[Start of TASK INPUTS]

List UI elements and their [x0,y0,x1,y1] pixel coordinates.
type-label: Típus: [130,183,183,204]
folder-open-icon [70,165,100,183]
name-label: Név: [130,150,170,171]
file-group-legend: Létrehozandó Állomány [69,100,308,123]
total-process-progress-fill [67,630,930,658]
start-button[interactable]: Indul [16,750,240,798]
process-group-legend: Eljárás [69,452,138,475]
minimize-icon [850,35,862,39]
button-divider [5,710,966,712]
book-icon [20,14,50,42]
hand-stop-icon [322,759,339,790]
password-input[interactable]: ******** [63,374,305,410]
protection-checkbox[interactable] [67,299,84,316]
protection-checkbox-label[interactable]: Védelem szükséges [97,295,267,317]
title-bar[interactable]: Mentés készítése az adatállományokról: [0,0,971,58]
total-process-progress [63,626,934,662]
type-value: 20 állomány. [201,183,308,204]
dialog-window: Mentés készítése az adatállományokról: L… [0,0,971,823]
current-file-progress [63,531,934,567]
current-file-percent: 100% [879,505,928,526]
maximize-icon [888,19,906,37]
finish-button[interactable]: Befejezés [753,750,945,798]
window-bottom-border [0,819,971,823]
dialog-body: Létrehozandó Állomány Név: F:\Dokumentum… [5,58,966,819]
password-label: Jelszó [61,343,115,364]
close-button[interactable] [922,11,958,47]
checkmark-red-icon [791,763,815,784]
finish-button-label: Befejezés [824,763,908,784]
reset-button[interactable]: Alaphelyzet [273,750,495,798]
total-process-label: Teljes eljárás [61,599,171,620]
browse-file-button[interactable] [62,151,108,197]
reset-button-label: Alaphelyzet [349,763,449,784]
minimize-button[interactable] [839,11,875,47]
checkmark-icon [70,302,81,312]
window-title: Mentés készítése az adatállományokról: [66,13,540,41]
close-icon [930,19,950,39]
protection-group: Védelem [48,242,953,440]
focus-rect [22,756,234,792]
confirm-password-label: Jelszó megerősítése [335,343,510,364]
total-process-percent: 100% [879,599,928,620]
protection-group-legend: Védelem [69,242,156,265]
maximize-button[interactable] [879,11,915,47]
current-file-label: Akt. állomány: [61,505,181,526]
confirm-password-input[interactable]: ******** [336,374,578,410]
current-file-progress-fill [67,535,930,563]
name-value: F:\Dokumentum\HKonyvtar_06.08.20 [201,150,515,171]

[End of TASK INPUTS]

◆ CHALLENGE ◆
Copy all of the data above verbatim, line for line.

◆ ANSWER FOR THIS EXERCISE ◆
List UI elements and their [x0,y0,x1,y1] pixel coordinates.
type-label: Típus: [130,183,183,204]
folder-open-icon [70,165,100,183]
name-label: Név: [130,150,170,171]
file-group-legend: Létrehozandó Állomány [69,100,308,123]
total-process-progress-fill [67,630,930,658]
start-button[interactable]: Indul [16,750,240,798]
process-group-legend: Eljárás [69,452,138,475]
minimize-icon [850,35,862,39]
button-divider [5,710,966,712]
book-icon [20,14,50,42]
hand-stop-icon [322,759,339,790]
password-input[interactable]: ******** [63,374,305,410]
protection-checkbox[interactable] [67,299,84,316]
protection-checkbox-label[interactable]: Védelem szükséges [97,295,267,317]
title-bar[interactable]: Mentés készítése az adatállományokról: [0,0,971,58]
total-process-progress [63,626,934,662]
type-value: 20 állomány. [201,183,308,204]
dialog-window: Mentés készítése az adatállományokról: L… [0,0,971,823]
current-file-progress [63,531,934,567]
current-file-percent: 100% [879,505,928,526]
maximize-icon [888,19,906,37]
finish-button[interactable]: Befejezés [753,750,945,798]
window-bottom-border [0,819,971,823]
dialog-body: Létrehozandó Állomány Név: F:\Dokumentum… [5,58,966,819]
password-label: Jelszó [61,343,115,364]
close-button[interactable] [922,11,958,47]
checkmark-red-icon [791,763,815,784]
finish-button-label: Befejezés [824,763,908,784]
reset-button[interactable]: Alaphelyzet [273,750,495,798]
total-process-label: Teljes eljárás [61,599,171,620]
browse-file-button[interactable] [62,151,108,197]
reset-button-label: Alaphelyzet [349,763,449,784]
minimize-button[interactable] [839,11,875,47]
checkmark-icon [70,302,81,312]
window-title: Mentés készítése az adatállományokról: [66,13,540,41]
close-icon [930,19,950,39]
protection-group: Védelem [48,242,953,440]
focus-rect [22,756,234,792]
confirm-password-label: Jelszó megerősítése [335,343,510,364]
total-process-percent: 100% [879,599,928,620]
protection-group-legend: Védelem [69,242,156,265]
maximize-button[interactable] [879,11,915,47]
current-file-label: Akt. állomány: [61,505,181,526]
confirm-password-input[interactable]: ******** [336,374,578,410]
current-file-progress-fill [67,535,930,563]
name-value: F:\Dokumentum\HKonyvtar_06.08.20 [201,150,515,171]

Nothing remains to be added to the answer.